- WHAT YOU ARE ASKED TO DO
Word for word, copy all the data and drop the pictures.

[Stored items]
+ + + + +

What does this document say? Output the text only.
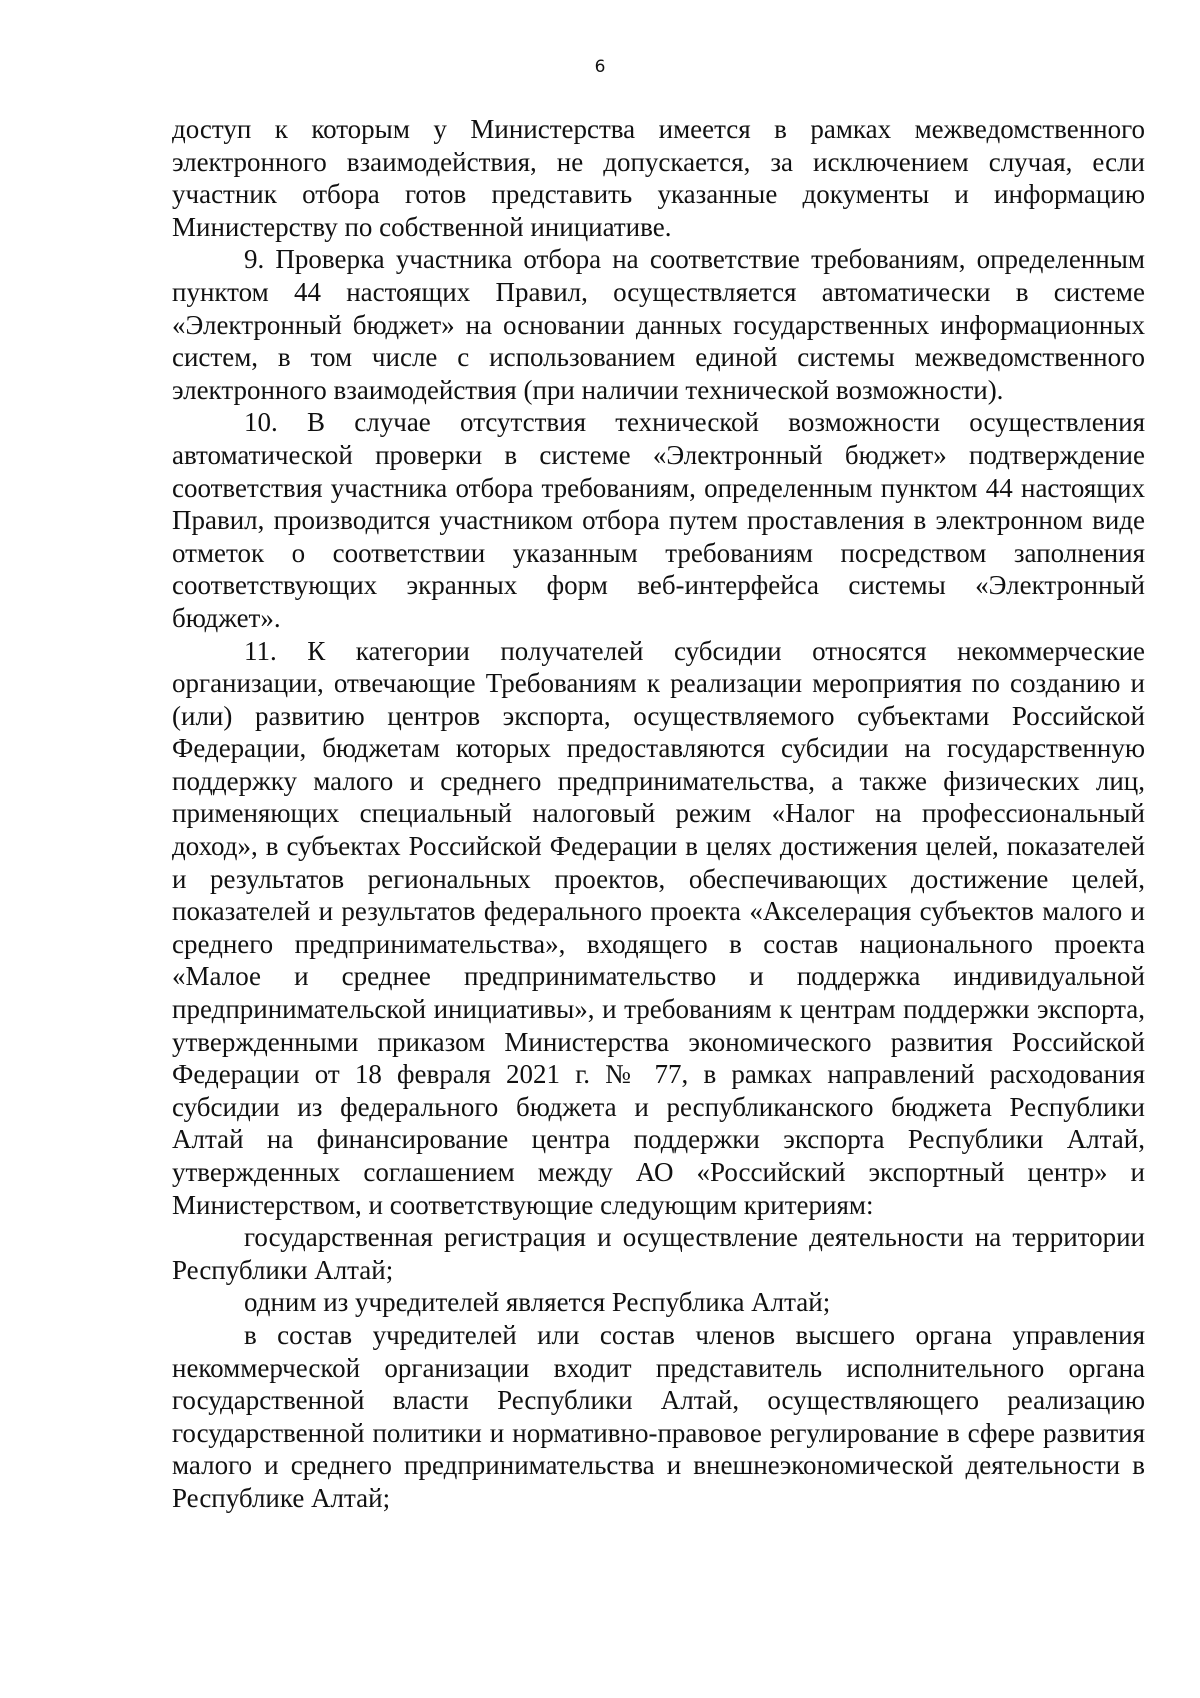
6

доступ к которым у Министерства имеется в рамках межведомственного электронного взаимодействия, не допускается, за исключением случая, если участник отбора готов представить указанные документы и информацию Министерству по собственной инициативе.

9. Проверка участника отбора на соответствие требованиям, определенным пунктом 44 настоящих Правил, осуществляется автоматически в системе «Электронный бюджет» на основании данных государственных информационных систем, в том числе с использованием единой системы межведомственного электронного взаимодействия (при наличии технической возможности).

10. В случае отсутствия технической возможности осуществления автоматической проверки в системе «Электронный бюджет» подтверждение соответствия участника отбора требованиям, определенным пунктом 44 настоящих Правил, производится участником отбора путем проставления в электронном виде отметок о соответствии указанным требованиям посредством заполнения соответствующих экранных форм веб-интерфейса системы «Электронный бюджет».

11. К категории получателей субсидии относятся некоммерческие организации, отвечающие Требованиям к реализации мероприятия по созданию и (или) развитию центров экспорта, осуществляемого субъектами Российской Федерации, бюджетам которых предоставляются субсидии на государственную поддержку малого и среднего предпринимательства, а также физических лиц, применяющих специальный налоговый режим «Налог на профессиональный доход», в субъектах Российской Федерации в целях достижения целей, показателей и результатов региональных проектов, обеспечивающих достижение целей, показателей и результатов федерального проекта «Акселерация субъектов малого и среднего предпринимательства», входящего в состав национального проекта «Малое и среднее предпринимательство и поддержка индивидуальной предпринимательской инициативы», и требованиям к центрам поддержки экспорта, утвержденными приказом Министерства экономического развития Российской Федерации от 18 февраля 2021 г. № 77, в рамках направлений расходования субсидии из федерального бюджета и республиканского бюджета Республики Алтай на финансирование центра поддержки экспорта Республики Алтай, утвержденных соглашением между АО «Российский экспортный центр» и Министерством, и соответствующие следующим критериям:

государственная регистрация и осуществление деятельности на территории Республики Алтай;

одним из учредителей является Республика Алтай;

в состав учредителей или состав членов высшего органа управления некоммерческой организации входит представитель исполнительного органа государственной власти Республики Алтай, осуществляющего реализацию государственной политики и нормативно-правовое регулирование в сфере развития малого и среднего предпринимательства и внешнеэкономической деятельности в Республике Алтай;
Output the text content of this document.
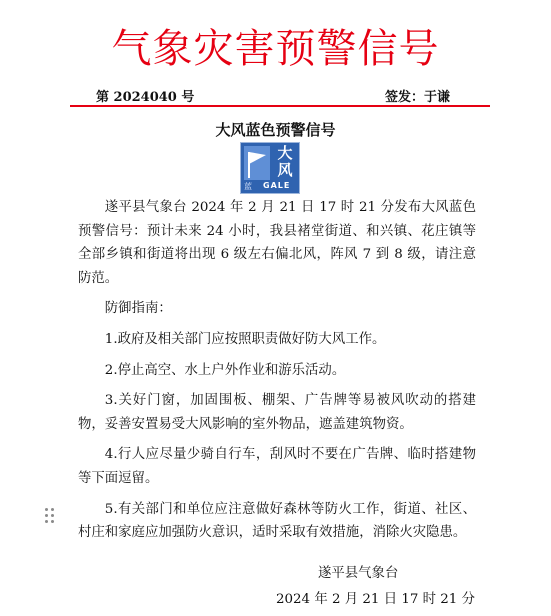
气象灾害预警信号
第 2024040 号	签发：于谦
大风蓝色预警信号
大
风
蓝 GALE

遂平县气象台 2024 年 2 月 21 日 17 时 21 分发布大风蓝色预警信号：预计未来 24 小时，我县褚堂街道、和兴镇、花庄镇等全部乡镇和街道将出现 6 级左右偏北风，阵风 7 到 8 级，请注意防范。

防御指南：

1.政府及相关部门应按照职责做好防大风工作。

2.停止高空、水上户外作业和游乐活动。

3.关好门窗，加固围板、棚架、广告牌等易被风吹动的搭建物，妥善安置易受大风影响的室外物品，遮盖建筑物资。

4.行人应尽量少骑自行车，刮风时不要在广告牌、临时搭建物等下面逗留。

5.有关部门和单位应注意做好森林等防火工作，街道、社区、村庄和家庭应加强防火意识，适时采取有效措施，消除火灾隐患。

遂平县气象台
2024 年 2 月 21 日 17 时 21 分
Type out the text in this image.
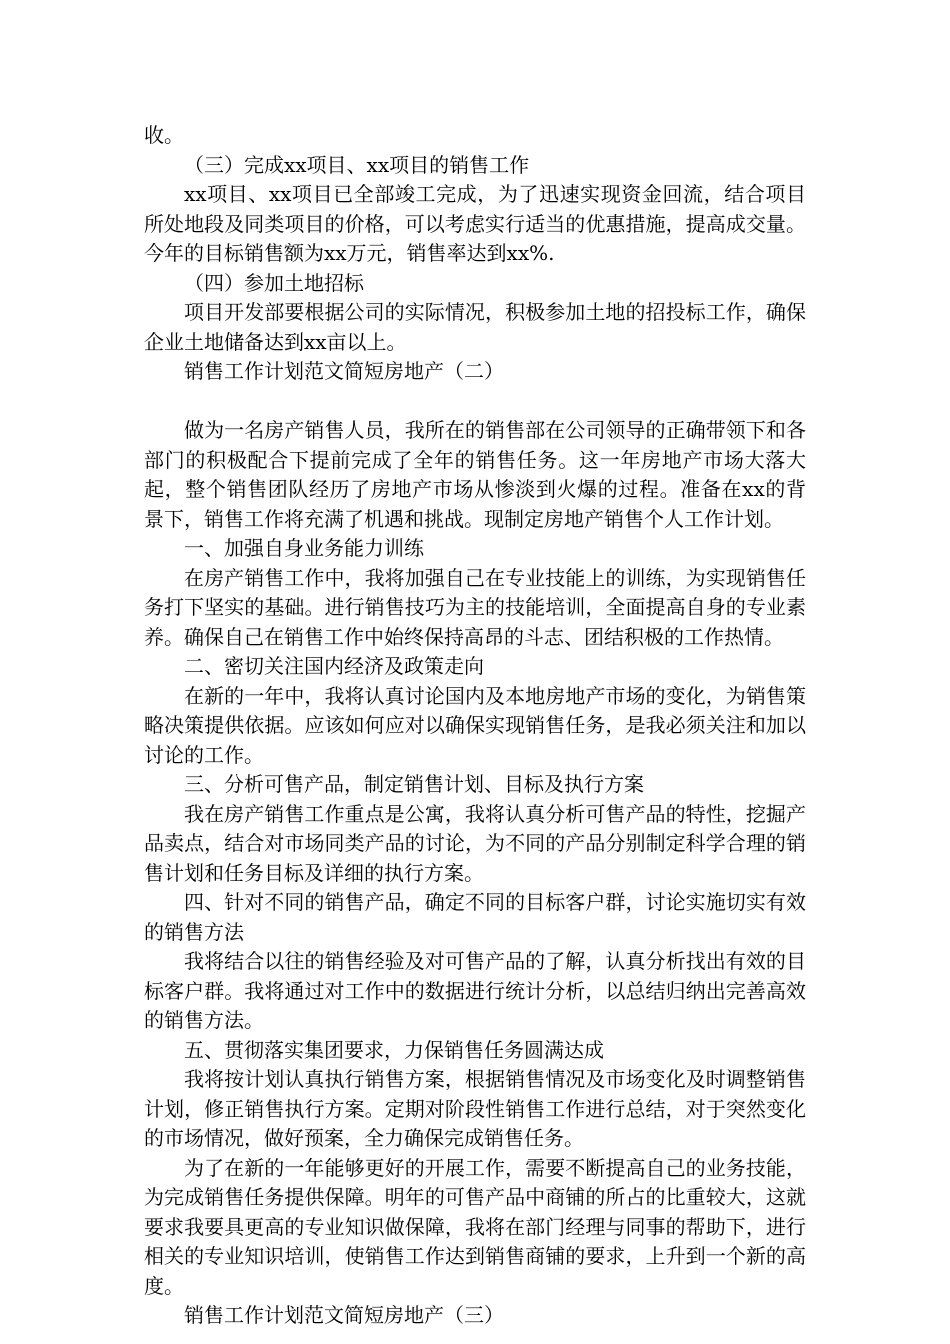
收。

（三）完成xx项目、xx项目的销售工作

xx项目、xx项目已全部竣工完成，为了迅速实现资金回流，结合项目所处地段及同类项目的价格，可以考虑实行适当的优惠措施，提高成交量。今年的目标销售额为xx万元，销售率达到xx%.

（四）参加土地招标

项目开发部要根据公司的实际情况，积极参加土地的招投标工作，确保企业土地储备达到xx亩以上。

销售工作计划范文简短房地产（二）

做为一名房产销售人员，我所在的销售部在公司领导的正确带领下和各部门的积极配合下提前完成了全年的销售任务。这一年房地产市场大落大起，整个销售团队经历了房地产市场从惨淡到火爆的过程。准备在xx的背景下，销售工作将充满了机遇和挑战。现制定房地产销售个人工作计划。

一、加强自身业务能力训练

在房产销售工作中，我将加强自己在专业技能上的训练，为实现销售任务打下坚实的基础。进行销售技巧为主的技能培训，全面提高自身的专业素养。确保自己在销售工作中始终保持高昂的斗志、团结积极的工作热情。

二、密切关注国内经济及政策走向

在新的一年中，我将认真讨论国内及本地房地产市场的变化，为销售策略决策提供依据。应该如何应对以确保实现销售任务，是我必须关注和加以讨论的工作。

三、分析可售产品，制定销售计划、目标及执行方案

我在房产销售工作重点是公寓，我将认真分析可售产品的特性，挖掘产品卖点，结合对市场同类产品的讨论，为不同的产品分别制定科学合理的销售计划和任务目标及详细的执行方案。

四、针对不同的销售产品，确定不同的目标客户群，讨论实施切实有效的销售方法

我将结合以往的销售经验及对可售产品的了解，认真分析找出有效的目标客户群。我将通过对工作中的数据进行统计分析，以总结归纳出完善高效的销售方法。

五、贯彻落实集团要求，力保销售任务圆满达成

我将按计划认真执行销售方案，根据销售情况及市场变化及时调整销售计划，修正销售执行方案。定期对阶段性销售工作进行总结，对于突然变化的市场情况，做好预案，全力确保完成销售任务。

为了在新的一年能够更好的开展工作，需要不断提高自己的业务技能，为完成销售任务提供保障。明年的可售产品中商铺的所占的比重较大，这就要求我要具更高的专业知识做保障，我将在部门经理与同事的帮助下，进行相关的专业知识培训，使销售工作达到销售商铺的要求，上升到一个新的高度。

销售工作计划范文简短房地产（三）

+ + + + +

- EXERCISE RESPONSE
What does this document say? Output the text only.
6

доступ к которым у Министерства имеется в рамках межведомственного электронного взаимодействия, не допускается, за исключением случая, если участник отбора готов представить указанные документы и информацию Министерству по собственной инициативе.

9. Проверка участника отбора на соответствие требованиям, определенным пунктом 44 настоящих Правил, осуществляется автоматически в системе «Электронный бюджет» на основании данных государственных информационных систем, в том числе с использованием единой системы межведомственного электронного взаимодействия (при наличии технической возможности).

10. В случае отсутствия технической возможности осуществления автоматической проверки в системе «Электронный бюджет» подтверждение соответствия участника отбора требованиям, определенным пунктом 44 настоящих Правил, производится участником отбора путем проставления в электронном виде отметок о соответствии указанным требованиям посредством заполнения соответствующих экранных форм веб-интерфейса системы «Электронный бюджет».

11. К категории получателей субсидии относятся некоммерческие организации, отвечающие Требованиям к реализации мероприятия по созданию и (или) развитию центров экспорта, осуществляемого субъектами Российской Федерации, бюджетам которых предоставляются субсидии на государственную поддержку малого и среднего предпринимательства, а также физических лиц, применяющих специальный налоговый режим «Налог на профессиональный доход», в субъектах Российской Федерации в целях достижения целей, показателей и результатов региональных проектов, обеспечивающих достижение целей, показателей и результатов федерального проекта «Акселерация субъектов малого и среднего предпринимательства», входящего в состав национального проекта «Малое и среднее предпринимательство и поддержка индивидуальной предпринимательской инициативы», и требованиям к центрам поддержки экспорта, утвержденными приказом Министерства экономического развития Российской Федерации от 18 февраля 2021 г. № 77, в рамках направлений расходования субсидии из федерального бюджета и республиканского бюджета Республики Алтай на финансирование центра поддержки экспорта Республики Алтай, утвержденных соглашением между АО «Российский экспортный центр» и Министерством, и соответствующие следующим критериям:

государственная регистрация и осуществление деятельности на территории Республики Алтай;

одним из учредителей является Республика Алтай;

в состав учредителей или состав членов высшего органа управления некоммерческой организации входит представитель исполнительного органа государственной власти Республики Алтай, осуществляющего реализацию государственной политики и нормативно-правовое регулирование в сфере развития малого и среднего предпринимательства и внешнеэкономической деятельности в Республике Алтай;
Output the text content of this document.
气象灾害预警信号
第 2024040 号	签发：于谦
大风蓝色预警信号
大
风
蓝 GALE

遂平县气象台 2024 年 2 月 21 日 17 时 21 分发布大风蓝色预警信号：预计未来 24 小时，我县褚堂街道、和兴镇、花庄镇等全部乡镇和街道将出现 6 级左右偏北风，阵风 7 到 8 级，请注意防范。

防御指南：

1.政府及相关部门应按照职责做好防大风工作。

2.停止高空、水上户外作业和游乐活动。

3.关好门窗，加固围板、棚架、广告牌等易被风吹动的搭建物，妥善安置易受大风影响的室外物品，遮盖建筑物资。

4.行人应尽量少骑自行车，刮风时不要在广告牌、临时搭建物等下面逗留。

5.有关部门和单位应注意做好森林等防火工作，街道、社区、村庄和家庭应加强防火意识，适时采取有效措施，消除火灾隐患。

遂平县气象台
2024 年 2 月 21 日 17 时 21 分
Type out the text in this image.
收。

（三）完成xx项目、xx项目的销售工作

xx项目、xx项目已全部竣工完成，为了迅速实现资金回流，结合项目所处地段及同类项目的价格，可以考虑实行适当的优惠措施，提高成交量。今年的目标销售额为xx万元，销售率达到xx%.

（四）参加土地招标

项目开发部要根据公司的实际情况，积极参加土地的招投标工作，确保企业土地储备达到xx亩以上。

销售工作计划范文简短房地产（二）

做为一名房产销售人员，我所在的销售部在公司领导的正确带领下和各部门的积极配合下提前完成了全年的销售任务。这一年房地产市场大落大起，整个销售团队经历了房地产市场从惨淡到火爆的过程。准备在xx的背景下，销售工作将充满了机遇和挑战。现制定房地产销售个人工作计划。

一、加强自身业务能力训练

在房产销售工作中，我将加强自己在专业技能上的训练，为实现销售任务打下坚实的基础。进行销售技巧为主的技能培训，全面提高自身的专业素养。确保自己在销售工作中始终保持高昂的斗志、团结积极的工作热情。

二、密切关注国内经济及政策走向

在新的一年中，我将认真讨论国内及本地房地产市场的变化，为销售策略决策提供依据。应该如何应对以确保实现销售任务，是我必须关注和加以讨论的工作。

三、分析可售产品，制定销售计划、目标及执行方案

我在房产销售工作重点是公寓，我将认真分析可售产品的特性，挖掘产品卖点，结合对市场同类产品的讨论，为不同的产品分别制定科学合理的销售计划和任务目标及详细的执行方案。

四、针对不同的销售产品，确定不同的目标客户群，讨论实施切实有效的销售方法

我将结合以往的销售经验及对可售产品的了解，认真分析找出有效的目标客户群。我将通过对工作中的数据进行统计分析，以总结归纳出完善高效的销售方法。

五、贯彻落实集团要求，力保销售任务圆满达成

我将按计划认真执行销售方案，根据销售情况及市场变化及时调整销售计划，修正销售执行方案。定期对阶段性销售工作进行总结，对于突然变化的市场情况，做好预案，全力确保完成销售任务。

为了在新的一年能够更好的开展工作，需要不断提高自己的业务技能，为完成销售任务提供保障。明年的可售产品中商铺的所占的比重较大，这就要求我要具更高的专业知识做保障，我将在部门经理与同事的帮助下，进行相关的专业知识培训，使销售工作达到销售商铺的要求，上升到一个新的高度。

销售工作计划范文简短房地产（三）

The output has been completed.